### Aim of the exercise
All of the data must be printed exactly; please include every line.
*** Records for this task
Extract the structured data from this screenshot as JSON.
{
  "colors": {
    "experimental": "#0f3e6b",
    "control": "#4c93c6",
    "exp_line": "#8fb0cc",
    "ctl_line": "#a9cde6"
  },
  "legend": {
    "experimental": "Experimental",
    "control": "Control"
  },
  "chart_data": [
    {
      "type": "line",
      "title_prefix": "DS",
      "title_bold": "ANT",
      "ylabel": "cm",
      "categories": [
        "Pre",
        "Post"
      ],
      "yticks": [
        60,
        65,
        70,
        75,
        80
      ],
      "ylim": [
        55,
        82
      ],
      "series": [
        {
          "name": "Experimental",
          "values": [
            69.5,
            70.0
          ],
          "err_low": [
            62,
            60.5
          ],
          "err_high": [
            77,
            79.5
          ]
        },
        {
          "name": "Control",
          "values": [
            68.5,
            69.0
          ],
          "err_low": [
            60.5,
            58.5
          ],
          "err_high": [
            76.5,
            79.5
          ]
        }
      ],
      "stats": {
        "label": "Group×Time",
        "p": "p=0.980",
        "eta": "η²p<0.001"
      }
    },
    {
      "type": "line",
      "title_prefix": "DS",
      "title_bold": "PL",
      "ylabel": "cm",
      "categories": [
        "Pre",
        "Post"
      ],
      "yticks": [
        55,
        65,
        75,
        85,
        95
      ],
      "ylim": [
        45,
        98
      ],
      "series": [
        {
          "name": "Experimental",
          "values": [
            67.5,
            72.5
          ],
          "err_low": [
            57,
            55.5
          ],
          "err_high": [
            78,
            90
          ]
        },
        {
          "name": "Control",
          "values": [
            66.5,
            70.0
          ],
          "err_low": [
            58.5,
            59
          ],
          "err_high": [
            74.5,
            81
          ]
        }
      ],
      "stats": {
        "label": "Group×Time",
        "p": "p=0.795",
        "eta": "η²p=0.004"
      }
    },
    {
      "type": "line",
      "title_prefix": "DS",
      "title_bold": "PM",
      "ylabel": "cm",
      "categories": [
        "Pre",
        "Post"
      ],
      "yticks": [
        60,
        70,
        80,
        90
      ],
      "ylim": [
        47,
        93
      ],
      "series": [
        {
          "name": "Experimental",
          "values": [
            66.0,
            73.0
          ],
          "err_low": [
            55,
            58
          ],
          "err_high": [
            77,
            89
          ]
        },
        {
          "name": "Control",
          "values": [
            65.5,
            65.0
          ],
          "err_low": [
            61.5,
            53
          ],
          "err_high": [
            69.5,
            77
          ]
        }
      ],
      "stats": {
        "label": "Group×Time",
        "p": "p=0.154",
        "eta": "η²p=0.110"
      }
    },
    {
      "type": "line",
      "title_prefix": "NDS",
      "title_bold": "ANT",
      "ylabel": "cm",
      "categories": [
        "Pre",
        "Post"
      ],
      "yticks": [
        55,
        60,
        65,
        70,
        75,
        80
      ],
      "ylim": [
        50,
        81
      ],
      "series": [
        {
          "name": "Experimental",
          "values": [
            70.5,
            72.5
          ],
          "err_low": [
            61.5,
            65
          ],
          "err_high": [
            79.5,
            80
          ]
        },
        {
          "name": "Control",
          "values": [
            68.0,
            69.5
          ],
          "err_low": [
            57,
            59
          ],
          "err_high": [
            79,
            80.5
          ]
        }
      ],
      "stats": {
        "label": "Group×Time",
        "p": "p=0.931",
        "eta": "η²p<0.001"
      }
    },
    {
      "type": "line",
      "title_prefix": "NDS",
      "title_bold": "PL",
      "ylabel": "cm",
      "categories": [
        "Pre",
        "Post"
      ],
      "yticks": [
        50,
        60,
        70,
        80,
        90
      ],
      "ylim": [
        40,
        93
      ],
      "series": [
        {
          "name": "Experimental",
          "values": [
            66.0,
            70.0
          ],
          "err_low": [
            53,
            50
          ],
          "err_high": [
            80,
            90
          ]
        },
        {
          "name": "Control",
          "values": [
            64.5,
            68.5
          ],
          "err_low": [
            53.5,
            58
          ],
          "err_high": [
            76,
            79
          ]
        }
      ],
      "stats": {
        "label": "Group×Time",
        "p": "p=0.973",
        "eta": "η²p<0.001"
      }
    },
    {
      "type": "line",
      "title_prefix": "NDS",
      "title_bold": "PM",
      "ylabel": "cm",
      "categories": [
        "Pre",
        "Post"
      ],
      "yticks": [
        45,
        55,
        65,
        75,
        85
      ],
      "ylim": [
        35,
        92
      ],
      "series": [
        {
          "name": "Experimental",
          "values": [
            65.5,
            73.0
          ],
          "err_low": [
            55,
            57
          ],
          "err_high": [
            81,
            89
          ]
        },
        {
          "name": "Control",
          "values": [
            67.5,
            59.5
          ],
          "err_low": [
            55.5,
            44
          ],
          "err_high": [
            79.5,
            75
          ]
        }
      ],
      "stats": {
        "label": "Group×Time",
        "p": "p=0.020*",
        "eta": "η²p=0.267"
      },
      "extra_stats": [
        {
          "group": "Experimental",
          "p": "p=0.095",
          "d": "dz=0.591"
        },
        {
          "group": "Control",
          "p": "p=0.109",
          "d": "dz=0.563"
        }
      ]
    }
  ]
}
******
### Solution to the problem
Extract the structured data from this screenshot as JSON.
{
  "colors": {
    "experimental": "#0f3e6b",
    "control": "#4c93c6",
    "exp_line": "#8fb0cc",
    "ctl_line": "#a9cde6"
  },
  "legend": {
    "experimental": "Experimental",
    "control": "Control"
  },
  "chart_data": [
    {
      "type": "line",
      "title_prefix": "DS",
      "title_bold": "ANT",
      "ylabel": "cm",
      "categories": [
        "Pre",
        "Post"
      ],
      "yticks": [
        60,
        65,
        70,
        75,
        80
      ],
      "ylim": [
        55,
        82
      ],
      "series": [
        {
          "name": "Experimental",
          "values": [
            69.5,
            70.0
          ],
          "err_low": [
            62,
            60.5
          ],
          "err_high": [
            77,
            79.5
          ]
        },
        {
          "name": "Control",
          "values": [
            68.5,
            69.0
          ],
          "err_low": [
            60.5,
            58.5
          ],
          "err_high": [
            76.5,
            79.5
          ]
        }
      ],
      "stats": {
        "label": "Group×Time",
        "p": "p=0.980",
        "eta": "η²p<0.001"
      }
    },
    {
      "type": "line",
      "title_prefix": "DS",
      "title_bold": "PL",
      "ylabel": "cm",
      "categories": [
        "Pre",
        "Post"
      ],
      "yticks": [
        55,
        65,
        75,
        85,
        95
      ],
      "ylim": [
        45,
        98
      ],
      "series": [
        {
          "name": "Experimental",
          "values": [
            67.5,
            72.5
          ],
          "err_low": [
            57,
            55.5
          ],
          "err_high": [
            78,
            90
          ]
        },
        {
          "name": "Control",
          "values": [
            66.5,
            70.0
          ],
          "err_low": [
            58.5,
            59
          ],
          "err_high": [
            74.5,
            81
          ]
        }
      ],
      "stats": {
        "label": "Group×Time",
        "p": "p=0.795",
        "eta": "η²p=0.004"
      }
    },
    {
      "type": "line",
      "title_prefix": "DS",
      "title_bold": "PM",
      "ylabel": "cm",
      "categories": [
        "Pre",
        "Post"
      ],
      "yticks": [
        60,
        70,
        80,
        90
      ],
      "ylim": [
        47,
        93
      ],
      "series": [
        {
          "name": "Experimental",
          "values": [
            66.0,
            73.0
          ],
          "err_low": [
            55,
            58
          ],
          "err_high": [
            77,
            89
          ]
        },
        {
          "name": "Control",
          "values": [
            65.5,
            65.0
          ],
          "err_low": [
            61.5,
            53
          ],
          "err_high": [
            69.5,
            77
          ]
        }
      ],
      "stats": {
        "label": "Group×Time",
        "p": "p=0.154",
        "eta": "η²p=0.110"
      }
    },
    {
      "type": "line",
      "title_prefix": "NDS",
      "title_bold": "ANT",
      "ylabel": "cm",
      "categories": [
        "Pre",
        "Post"
      ],
      "yticks": [
        55,
        60,
        65,
        70,
        75,
        80
      ],
      "ylim": [
        50,
        81
      ],
      "series": [
        {
          "name": "Experimental",
          "values": [
            70.5,
            72.5
          ],
          "err_low": [
            61.5,
            65
          ],
          "err_high": [
            79.5,
            80
          ]
        },
        {
          "name": "Control",
          "values": [
            68.0,
            69.5
          ],
          "err_low": [
            57,
            59
          ],
          "err_high": [
            79,
            80.5
          ]
        }
      ],
      "stats": {
        "label": "Group×Time",
        "p": "p=0.931",
        "eta": "η²p<0.001"
      }
    },
    {
      "type": "line",
      "title_prefix": "NDS",
      "title_bold": "PL",
      "ylabel": "cm",
      "categories": [
        "Pre",
        "Post"
      ],
      "yticks": [
        50,
        60,
        70,
        80,
        90
      ],
      "ylim": [
        40,
        93
      ],
      "series": [
        {
          "name": "Experimental",
          "values": [
            66.0,
            70.0
          ],
          "err_low": [
            53,
            50
          ],
          "err_high": [
            80,
            90
          ]
        },
        {
          "name": "Control",
          "values": [
            64.5,
            68.5
          ],
          "err_low": [
            53.5,
            58
          ],
          "err_high": [
            76,
            79
          ]
        }
      ],
      "stats": {
        "label": "Group×Time",
        "p": "p=0.973",
        "eta": "η²p<0.001"
      }
    },
    {
      "type": "line",
      "title_prefix": "NDS",
      "title_bold": "PM",
      "ylabel": "cm",
      "categories": [
        "Pre",
        "Post"
      ],
      "yticks": [
        45,
        55,
        65,
        75,
        85
      ],
      "ylim": [
        35,
        92
      ],
      "series": [
        {
          "name": "Experimental",
          "values": [
            65.5,
            73.0
          ],
          "err_low": [
            55,
            57
          ],
          "err_high": [
            81,
            89
          ]
        },
        {
          "name": "Control",
          "values": [
            67.5,
            59.5
          ],
          "err_low": [
            55.5,
            44
          ],
          "err_high": [
            79.5,
            75
          ]
        }
      ],
      "stats": {
        "label": "Group×Time",
        "p": "p=0.020*",
        "eta": "η²p=0.267"
      },
      "extra_stats": [
        {
          "group": "Experimental",
          "p": "p=0.095",
          "d": "dz=0.591"
        },
        {
          "group": "Control",
          "p": "p=0.109",
          "d": "dz=0.563"
        }
      ]
    }
  ]
}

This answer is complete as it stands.